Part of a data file
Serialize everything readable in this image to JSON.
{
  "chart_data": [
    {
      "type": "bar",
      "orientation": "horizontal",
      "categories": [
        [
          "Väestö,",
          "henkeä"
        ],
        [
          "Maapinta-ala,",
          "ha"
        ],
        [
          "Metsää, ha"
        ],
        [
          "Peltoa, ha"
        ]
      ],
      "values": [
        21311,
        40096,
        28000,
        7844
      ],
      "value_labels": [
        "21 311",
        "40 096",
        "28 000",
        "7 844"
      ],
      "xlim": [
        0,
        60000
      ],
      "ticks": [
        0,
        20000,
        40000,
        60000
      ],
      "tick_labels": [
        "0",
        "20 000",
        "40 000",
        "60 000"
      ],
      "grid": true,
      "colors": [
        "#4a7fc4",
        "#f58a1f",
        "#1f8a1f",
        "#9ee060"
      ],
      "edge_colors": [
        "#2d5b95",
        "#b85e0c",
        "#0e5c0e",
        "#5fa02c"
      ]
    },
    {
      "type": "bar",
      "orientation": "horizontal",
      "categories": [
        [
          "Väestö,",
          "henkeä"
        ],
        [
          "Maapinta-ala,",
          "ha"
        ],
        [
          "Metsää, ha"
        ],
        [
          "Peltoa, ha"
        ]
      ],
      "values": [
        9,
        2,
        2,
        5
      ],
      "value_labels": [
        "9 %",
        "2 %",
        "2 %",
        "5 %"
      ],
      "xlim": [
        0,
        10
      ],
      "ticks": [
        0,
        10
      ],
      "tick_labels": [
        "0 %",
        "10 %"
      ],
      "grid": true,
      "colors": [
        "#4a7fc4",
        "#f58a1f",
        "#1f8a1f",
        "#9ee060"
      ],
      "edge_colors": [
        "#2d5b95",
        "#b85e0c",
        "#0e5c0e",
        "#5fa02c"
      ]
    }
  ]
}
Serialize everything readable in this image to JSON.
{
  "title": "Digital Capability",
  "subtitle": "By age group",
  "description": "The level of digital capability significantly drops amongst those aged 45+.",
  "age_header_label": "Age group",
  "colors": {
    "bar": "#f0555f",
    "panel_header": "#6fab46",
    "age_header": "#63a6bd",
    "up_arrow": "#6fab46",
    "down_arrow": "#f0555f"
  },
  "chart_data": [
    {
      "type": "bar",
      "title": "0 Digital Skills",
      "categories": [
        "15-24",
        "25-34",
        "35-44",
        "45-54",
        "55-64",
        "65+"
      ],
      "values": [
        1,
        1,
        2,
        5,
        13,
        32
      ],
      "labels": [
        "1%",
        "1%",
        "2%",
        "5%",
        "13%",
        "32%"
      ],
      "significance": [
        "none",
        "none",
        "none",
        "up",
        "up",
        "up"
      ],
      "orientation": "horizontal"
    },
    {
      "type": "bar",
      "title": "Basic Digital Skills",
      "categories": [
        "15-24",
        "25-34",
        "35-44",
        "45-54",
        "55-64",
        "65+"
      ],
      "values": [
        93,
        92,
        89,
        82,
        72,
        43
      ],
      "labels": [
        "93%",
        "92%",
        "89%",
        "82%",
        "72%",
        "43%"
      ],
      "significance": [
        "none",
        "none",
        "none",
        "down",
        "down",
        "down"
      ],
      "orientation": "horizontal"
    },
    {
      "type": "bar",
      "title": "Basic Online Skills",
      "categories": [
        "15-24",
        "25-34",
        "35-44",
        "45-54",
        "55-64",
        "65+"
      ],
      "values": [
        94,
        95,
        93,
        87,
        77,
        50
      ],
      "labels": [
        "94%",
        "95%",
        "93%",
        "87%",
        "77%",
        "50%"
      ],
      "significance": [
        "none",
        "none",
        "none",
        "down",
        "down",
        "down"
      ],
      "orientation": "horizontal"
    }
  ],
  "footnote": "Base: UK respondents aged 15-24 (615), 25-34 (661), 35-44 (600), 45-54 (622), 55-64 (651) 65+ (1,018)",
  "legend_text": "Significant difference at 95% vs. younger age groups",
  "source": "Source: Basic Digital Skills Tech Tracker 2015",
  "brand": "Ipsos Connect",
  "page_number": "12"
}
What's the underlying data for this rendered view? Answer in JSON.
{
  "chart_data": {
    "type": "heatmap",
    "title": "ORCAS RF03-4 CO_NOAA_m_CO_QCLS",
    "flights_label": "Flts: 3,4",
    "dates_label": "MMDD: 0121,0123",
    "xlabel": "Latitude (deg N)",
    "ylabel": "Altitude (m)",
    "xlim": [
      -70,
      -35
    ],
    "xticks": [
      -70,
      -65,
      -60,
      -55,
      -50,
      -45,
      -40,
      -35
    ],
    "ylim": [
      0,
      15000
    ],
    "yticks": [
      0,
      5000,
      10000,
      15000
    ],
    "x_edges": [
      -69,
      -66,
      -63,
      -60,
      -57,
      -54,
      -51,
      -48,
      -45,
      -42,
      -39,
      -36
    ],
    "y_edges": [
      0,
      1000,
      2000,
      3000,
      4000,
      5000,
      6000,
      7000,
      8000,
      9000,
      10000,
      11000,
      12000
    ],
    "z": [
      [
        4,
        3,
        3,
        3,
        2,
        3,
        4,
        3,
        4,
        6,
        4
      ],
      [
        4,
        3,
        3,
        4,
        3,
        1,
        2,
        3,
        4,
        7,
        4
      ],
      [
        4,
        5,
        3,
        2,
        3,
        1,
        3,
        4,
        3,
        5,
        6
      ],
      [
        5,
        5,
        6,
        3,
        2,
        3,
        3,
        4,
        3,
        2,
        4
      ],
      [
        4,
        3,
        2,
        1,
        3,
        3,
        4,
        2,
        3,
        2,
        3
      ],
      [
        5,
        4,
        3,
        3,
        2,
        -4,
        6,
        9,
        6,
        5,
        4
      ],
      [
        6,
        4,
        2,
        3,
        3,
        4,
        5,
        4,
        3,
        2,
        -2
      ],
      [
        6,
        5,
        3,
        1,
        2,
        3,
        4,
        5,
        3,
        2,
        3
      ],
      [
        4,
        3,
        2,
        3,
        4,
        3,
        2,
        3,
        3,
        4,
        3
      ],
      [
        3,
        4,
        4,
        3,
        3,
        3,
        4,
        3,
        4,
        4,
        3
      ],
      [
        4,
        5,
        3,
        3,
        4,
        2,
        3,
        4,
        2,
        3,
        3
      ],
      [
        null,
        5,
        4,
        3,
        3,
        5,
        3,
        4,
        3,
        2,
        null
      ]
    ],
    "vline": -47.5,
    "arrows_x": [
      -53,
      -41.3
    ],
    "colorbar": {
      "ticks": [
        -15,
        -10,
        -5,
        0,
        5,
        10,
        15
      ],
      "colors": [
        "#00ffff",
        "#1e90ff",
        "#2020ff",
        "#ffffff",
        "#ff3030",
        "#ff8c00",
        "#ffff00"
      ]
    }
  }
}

## Given request
Please reproduce every line of the material word for word.

## Response
Serialize everything readable in this image to JSON.
{
  "chart_data": [
    {
      "type": "bar",
      "orientation": "horizontal",
      "categories": [
        [
          "Väestö,",
          "henkeä"
        ],
        [
          "Maapinta-ala,",
          "ha"
        ],
        [
          "Metsää, ha"
        ],
        [
          "Peltoa, ha"
        ]
      ],
      "values": [
        21311,
        40096,
        28000,
        7844
      ],
      "value_labels": [
        "21 311",
        "40 096",
        "28 000",
        "7 844"
      ],
      "xlim": [
        0,
        60000
      ],
      "ticks": [
        0,
        20000,
        40000,
        60000
      ],
      "tick_labels": [
        "0",
        "20 000",
        "40 000",
        "60 000"
      ],
      "grid": true,
      "colors": [
        "#4a7fc4",
        "#f58a1f",
        "#1f8a1f",
        "#9ee060"
      ],
      "edge_colors": [
        "#2d5b95",
        "#b85e0c",
        "#0e5c0e",
        "#5fa02c"
      ]
    },
    {
      "type": "bar",
      "orientation": "horizontal",
      "categories": [
        [
          "Väestö,",
          "henkeä"
        ],
        [
          "Maapinta-ala,",
          "ha"
        ],
        [
          "Metsää, ha"
        ],
        [
          "Peltoa, ha"
        ]
      ],
      "values": [
        9,
        2,
        2,
        5
      ],
      "value_labels": [
        "9 %",
        "2 %",
        "2 %",
        "5 %"
      ],
      "xlim": [
        0,
        10
      ],
      "ticks": [
        0,
        10
      ],
      "tick_labels": [
        "0 %",
        "10 %"
      ],
      "grid": true,
      "colors": [
        "#4a7fc4",
        "#f58a1f",
        "#1f8a1f",
        "#9ee060"
      ],
      "edge_colors": [
        "#2d5b95",
        "#b85e0c",
        "#0e5c0e",
        "#5fa02c"
      ]
    }
  ]
}
Serialize everything readable in this image to JSON.
{
  "title": "Digital Capability",
  "subtitle": "By age group",
  "description": "The level of digital capability significantly drops amongst those aged 45+.",
  "age_header_label": "Age group",
  "colors": {
    "bar": "#f0555f",
    "panel_header": "#6fab46",
    "age_header": "#63a6bd",
    "up_arrow": "#6fab46",
    "down_arrow": "#f0555f"
  },
  "chart_data": [
    {
      "type": "bar",
      "title": "0 Digital Skills",
      "categories": [
        "15-24",
        "25-34",
        "35-44",
        "45-54",
        "55-64",
        "65+"
      ],
      "values": [
        1,
        1,
        2,
        5,
        13,
        32
      ],
      "labels": [
        "1%",
        "1%",
        "2%",
        "5%",
        "13%",
        "32%"
      ],
      "significance": [
        "none",
        "none",
        "none",
        "up",
        "up",
        "up"
      ],
      "orientation": "horizontal"
    },
    {
      "type": "bar",
      "title": "Basic Digital Skills",
      "categories": [
        "15-24",
        "25-34",
        "35-44",
        "45-54",
        "55-64",
        "65+"
      ],
      "values": [
        93,
        92,
        89,
        82,
        72,
        43
      ],
      "labels": [
        "93%",
        "92%",
        "89%",
        "82%",
        "72%",
        "43%"
      ],
      "significance": [
        "none",
        "none",
        "none",
        "down",
        "down",
        "down"
      ],
      "orientation": "horizontal"
    },
    {
      "type": "bar",
      "title": "Basic Online Skills",
      "categories": [
        "15-24",
        "25-34",
        "35-44",
        "45-54",
        "55-64",
        "65+"
      ],
      "values": [
        94,
        95,
        93,
        87,
        77,
        50
      ],
      "labels": [
        "94%",
        "95%",
        "93%",
        "87%",
        "77%",
        "50%"
      ],
      "significance": [
        "none",
        "none",
        "none",
        "down",
        "down",
        "down"
      ],
      "orientation": "horizontal"
    }
  ],
  "footnote": "Base: UK respondents aged 15-24 (615), 25-34 (661), 35-44 (600), 45-54 (622), 55-64 (651) 65+ (1,018)",
  "legend_text": "Significant difference at 95% vs. younger age groups",
  "source": "Source: Basic Digital Skills Tech Tracker 2015",
  "brand": "Ipsos Connect",
  "page_number": "12"
}
What's the underlying data for this rendered view? Answer in JSON.
{
  "chart_data": {
    "type": "heatmap",
    "title": "ORCAS RF03-4 CO_NOAA_m_CO_QCLS",
    "flights_label": "Flts: 3,4",
    "dates_label": "MMDD: 0121,0123",
    "xlabel": "Latitude (deg N)",
    "ylabel": "Altitude (m)",
    "xlim": [
      -70,
      -35
    ],
    "xticks": [
      -70,
      -65,
      -60,
      -55,
      -50,
      -45,
      -40,
      -35
    ],
    "ylim": [
      0,
      15000
    ],
    "yticks": [
      0,
      5000,
      10000,
      15000
    ],
    "x_edges": [
      -69,
      -66,
      -63,
      -60,
      -57,
      -54,
      -51,
      -48,
      -45,
      -42,
      -39,
      -36
    ],
    "y_edges": [
      0,
      1000,
      2000,
      3000,
      4000,
      5000,
      6000,
      7000,
      8000,
      9000,
      10000,
      11000,
      12000
    ],
    "z": [
      [
        4,
        3,
        3,
        3,
        2,
        3,
        4,
        3,
        4,
        6,
        4
      ],
      [
        4,
        3,
        3,
        4,
        3,
        1,
        2,
        3,
        4,
        7,
        4
      ],
      [
        4,
        5,
        3,
        2,
        3,
        1,
        3,
        4,
        3,
        5,
        6
      ],
      [
        5,
        5,
        6,
        3,
        2,
        3,
        3,
        4,
        3,
        2,
        4
      ],
      [
        4,
        3,
        2,
        1,
        3,
        3,
        4,
        2,
        3,
        2,
        3
      ],
      [
        5,
        4,
        3,
        3,
        2,
        -4,
        6,
        9,
        6,
        5,
        4
      ],
      [
        6,
        4,
        2,
        3,
        3,
        4,
        5,
        4,
        3,
        2,
        -2
      ],
      [
        6,
        5,
        3,
        1,
        2,
        3,
        4,
        5,
        3,
        2,
        3
      ],
      [
        4,
        3,
        2,
        3,
        4,
        3,
        2,
        3,
        3,
        4,
        3
      ],
      [
        3,
        4,
        4,
        3,
        3,
        3,
        4,
        3,
        4,
        4,
        3
      ],
      [
        4,
        5,
        3,
        3,
        4,
        2,
        3,
        4,
        2,
        3,
        3
      ],
      [
        null,
        5,
        4,
        3,
        3,
        5,
        3,
        4,
        3,
        2,
        null
      ]
    ],
    "vline": -47.5,
    "arrows_x": [
      -53,
      -41.3
    ],
    "colorbar": {
      "ticks": [
        -15,
        -10,
        -5,
        0,
        5,
        10,
        15
      ],
      "colors": [
        "#00ffff",
        "#1e90ff",
        "#2020ff",
        "#ffffff",
        "#ff3030",
        "#ff8c00",
        "#ffff00"
      ]
    }
  }
}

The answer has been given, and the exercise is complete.